Extracted records:
▼

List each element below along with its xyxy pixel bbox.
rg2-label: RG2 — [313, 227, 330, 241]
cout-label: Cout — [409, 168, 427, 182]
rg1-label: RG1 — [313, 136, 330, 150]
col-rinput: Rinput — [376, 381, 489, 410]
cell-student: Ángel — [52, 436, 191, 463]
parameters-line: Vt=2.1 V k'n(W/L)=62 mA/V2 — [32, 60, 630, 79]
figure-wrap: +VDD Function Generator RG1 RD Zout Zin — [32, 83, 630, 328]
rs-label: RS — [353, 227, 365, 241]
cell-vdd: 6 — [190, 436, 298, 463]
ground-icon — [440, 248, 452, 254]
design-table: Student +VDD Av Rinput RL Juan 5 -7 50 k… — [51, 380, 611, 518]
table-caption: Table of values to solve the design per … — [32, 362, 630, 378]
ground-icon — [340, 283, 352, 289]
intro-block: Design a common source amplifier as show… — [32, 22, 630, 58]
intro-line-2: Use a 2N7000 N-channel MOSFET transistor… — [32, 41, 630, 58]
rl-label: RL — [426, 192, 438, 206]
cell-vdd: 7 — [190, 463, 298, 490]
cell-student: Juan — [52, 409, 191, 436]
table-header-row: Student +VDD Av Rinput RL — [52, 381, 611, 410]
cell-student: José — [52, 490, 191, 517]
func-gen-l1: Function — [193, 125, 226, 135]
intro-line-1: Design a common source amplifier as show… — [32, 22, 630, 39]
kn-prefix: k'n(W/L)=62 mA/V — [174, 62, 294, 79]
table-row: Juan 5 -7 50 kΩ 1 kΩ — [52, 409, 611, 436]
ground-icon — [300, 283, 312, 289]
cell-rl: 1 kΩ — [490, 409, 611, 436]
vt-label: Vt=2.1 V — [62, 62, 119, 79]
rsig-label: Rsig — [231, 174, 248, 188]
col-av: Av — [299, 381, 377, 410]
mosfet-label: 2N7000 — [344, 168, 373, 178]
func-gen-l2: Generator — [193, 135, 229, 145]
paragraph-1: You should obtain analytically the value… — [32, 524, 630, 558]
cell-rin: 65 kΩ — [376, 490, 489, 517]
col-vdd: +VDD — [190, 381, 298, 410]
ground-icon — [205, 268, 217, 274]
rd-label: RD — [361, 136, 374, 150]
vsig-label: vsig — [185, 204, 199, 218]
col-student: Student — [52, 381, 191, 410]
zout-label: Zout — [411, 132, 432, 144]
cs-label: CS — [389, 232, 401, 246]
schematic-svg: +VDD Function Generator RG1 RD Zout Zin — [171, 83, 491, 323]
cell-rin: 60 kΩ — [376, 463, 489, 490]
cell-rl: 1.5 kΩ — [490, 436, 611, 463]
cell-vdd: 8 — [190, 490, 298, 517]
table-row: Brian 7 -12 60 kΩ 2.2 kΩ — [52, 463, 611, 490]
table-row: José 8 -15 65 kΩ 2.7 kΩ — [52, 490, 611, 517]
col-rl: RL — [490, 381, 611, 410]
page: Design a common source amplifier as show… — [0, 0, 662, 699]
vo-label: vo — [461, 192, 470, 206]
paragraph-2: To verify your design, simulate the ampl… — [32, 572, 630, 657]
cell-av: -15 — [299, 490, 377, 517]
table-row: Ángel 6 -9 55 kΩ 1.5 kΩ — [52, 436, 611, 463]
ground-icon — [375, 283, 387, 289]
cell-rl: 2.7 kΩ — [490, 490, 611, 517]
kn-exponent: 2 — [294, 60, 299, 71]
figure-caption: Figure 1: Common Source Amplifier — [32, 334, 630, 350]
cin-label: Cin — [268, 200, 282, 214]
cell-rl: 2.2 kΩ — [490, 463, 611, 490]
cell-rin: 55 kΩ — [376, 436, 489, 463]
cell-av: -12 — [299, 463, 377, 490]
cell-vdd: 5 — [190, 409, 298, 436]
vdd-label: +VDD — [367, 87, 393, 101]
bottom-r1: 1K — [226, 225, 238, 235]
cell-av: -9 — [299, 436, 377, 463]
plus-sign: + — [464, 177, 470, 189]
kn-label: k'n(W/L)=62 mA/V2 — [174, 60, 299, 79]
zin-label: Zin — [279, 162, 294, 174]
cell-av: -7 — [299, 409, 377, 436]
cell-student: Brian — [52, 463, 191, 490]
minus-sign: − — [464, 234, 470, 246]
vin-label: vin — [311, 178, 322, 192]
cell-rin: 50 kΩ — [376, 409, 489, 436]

▲

→ **Requirement**
Can you render all of the lines above as a JSON list of strings, one string per line, with blank lines left out?

→ **Reply**
[
  "List each element below along with its xyxy pixel bbox.",
  "rg2-label: RG2 — [313, 227, 330, 241]",
  "cout-label: Cout — [409, 168, 427, 182]",
  "rg1-label: RG1 — [313, 136, 330, 150]",
  "col-rinput: Rinput — [376, 381, 489, 410]",
  "cell-student: Ángel — [52, 436, 191, 463]",
  "parameters-line: Vt=2.1 V k'n(W/L)=62 mA/V2 — [32, 60, 630, 79]",
  "figure-wrap: +VDD Function Generator RG1 RD Zout Zin — [32, 83, 630, 328]",
  "rs-label: RS — [353, 227, 365, 241]",
  "cell-vdd: 6 — [190, 436, 298, 463]",
  "ground-icon — [440, 248, 452, 254]",
  "design-table: Student +VDD Av Rinput RL Juan 5 -7 50 k… — [51, 380, 611, 518]",
  "table-caption: Table of values to solve the design per … — [32, 362, 630, 378]",
  "ground-icon — [340, 283, 352, 289]",
  "intro-block: Design a common source amplifier as show… — [32, 22, 630, 58]",
  "intro-line-2: Use a 2N7000 N-channel MOSFET transistor… — [32, 41, 630, 58]",
  "rl-label: RL — [426, 192, 438, 206]",
  "cell-vdd: 7 — [190, 463, 298, 490]",
  "cell-student: Juan — [52, 409, 191, 436]",
  "table-header-row: Student +VDD Av Rinput RL — [52, 381, 611, 410]",
  "cell-student: José — [52, 490, 191, 517]",
  "func-gen-l1: Function — [193, 125, 226, 135]",
  "intro-line-1: Design a common source amplifier as show… — [32, 22, 630, 39]",
  "kn-prefix: k'n(W/L)=62 mA/V — [174, 62, 294, 79]",
  "table-row: Juan 5 -7 50 kΩ 1 kΩ — [52, 409, 611, 436]",
  "ground-icon — [300, 283, 312, 289]",
  "cell-rl: 1 kΩ — [490, 409, 611, 436]",
  "vt-label: Vt=2.1 V — [62, 62, 119, 79]",
  "rsig-label: Rsig — [231, 174, 248, 188]",
  "col-av: Av — [299, 381, 377, 410]",
  "mosfet-label: 2N7000 — [344, 168, 373, 178]",
  "func-gen-l2: Generator — [193, 135, 229, 145]",
  "paragraph-1: You should obtain analytically the value… — [32, 524, 630, 558]",
  "cell-rin: 65 kΩ — [376, 490, 489, 517]",
  "col-vdd: +VDD — [190, 381, 298, 410]",
  "ground-icon — [205, 268, 217, 274]",
  "rd-label: RD — [361, 136, 374, 150]",
  "vsig-label: vsig — [185, 204, 199, 218]",
  "col-student: Student — [52, 381, 191, 410]",
  "zout-label: Zout — [411, 132, 432, 144]",
  "cs-label: CS — [389, 232, 401, 246]",
  "schematic-svg: +VDD Function Generator RG1 RD Zout Zin — [171, 83, 491, 323]",
  "cell-rin: 60 kΩ — [376, 463, 489, 490]",
  "cell-rl: 1.5 kΩ — [490, 436, 611, 463]",
  "cell-vdd: 8 — [190, 490, 298, 517]",
  "table-row: Brian 7 -12 60 kΩ 2.2 kΩ — [52, 463, 611, 490]",
  "table-row: José 8 -15 65 kΩ 2.7 kΩ — [52, 490, 611, 517]",
  "col-rl: RL — [490, 381, 611, 410]",
  "page: Design a common source amplifier as show… — [0, 0, 662, 699]",
  "vo-label: vo — [461, 192, 470, 206]",
  "paragraph-2: To verify your design, simulate the ampl… — [32, 572, 630, 657]",
  "cell-av: -15 — [299, 490, 377, 517]",
  "table-row: Ángel 6 -9 55 kΩ 1.5 kΩ — [52, 436, 611, 463]",
  "ground-icon — [375, 283, 387, 289]",
  "cell-rl: 2.7 kΩ — [490, 490, 611, 517]",
  "kn-exponent: 2 — [294, 60, 299, 71]",
  "figure-caption: Figure 1: Common Source Amplifier — [32, 334, 630, 350]",
  "cin-label: Cin — [268, 200, 282, 214]",
  "cell-rl: 2.2 kΩ — [490, 463, 611, 490]",
  "cell-rin: 55 kΩ — [376, 436, 489, 463]",
  "cell-av: -12 — [299, 463, 377, 490]",
  "cell-vdd: 5 — [190, 409, 298, 436]",
  "vdd-label: +VDD — [367, 87, 393, 101]",
  "bottom-r1: 1K — [226, 225, 238, 235]",
  "cell-av: -9 — [299, 436, 377, 463]",
  "plus-sign: + — [464, 177, 470, 189]",
  "kn-label: k'n(W/L)=62 mA/V2 — [174, 60, 299, 79]",
  "zin-label: Zin — [279, 162, 294, 174]",
  "cell-av: -7 — [299, 409, 377, 436]",
  "cell-student: Brian — [52, 463, 191, 490]",
  "minus-sign: − — [464, 234, 470, 246]",
  "vin-label: vin — [311, 178, 322, 192]",
  "cell-rin: 50 kΩ — [376, 409, 489, 436]"
]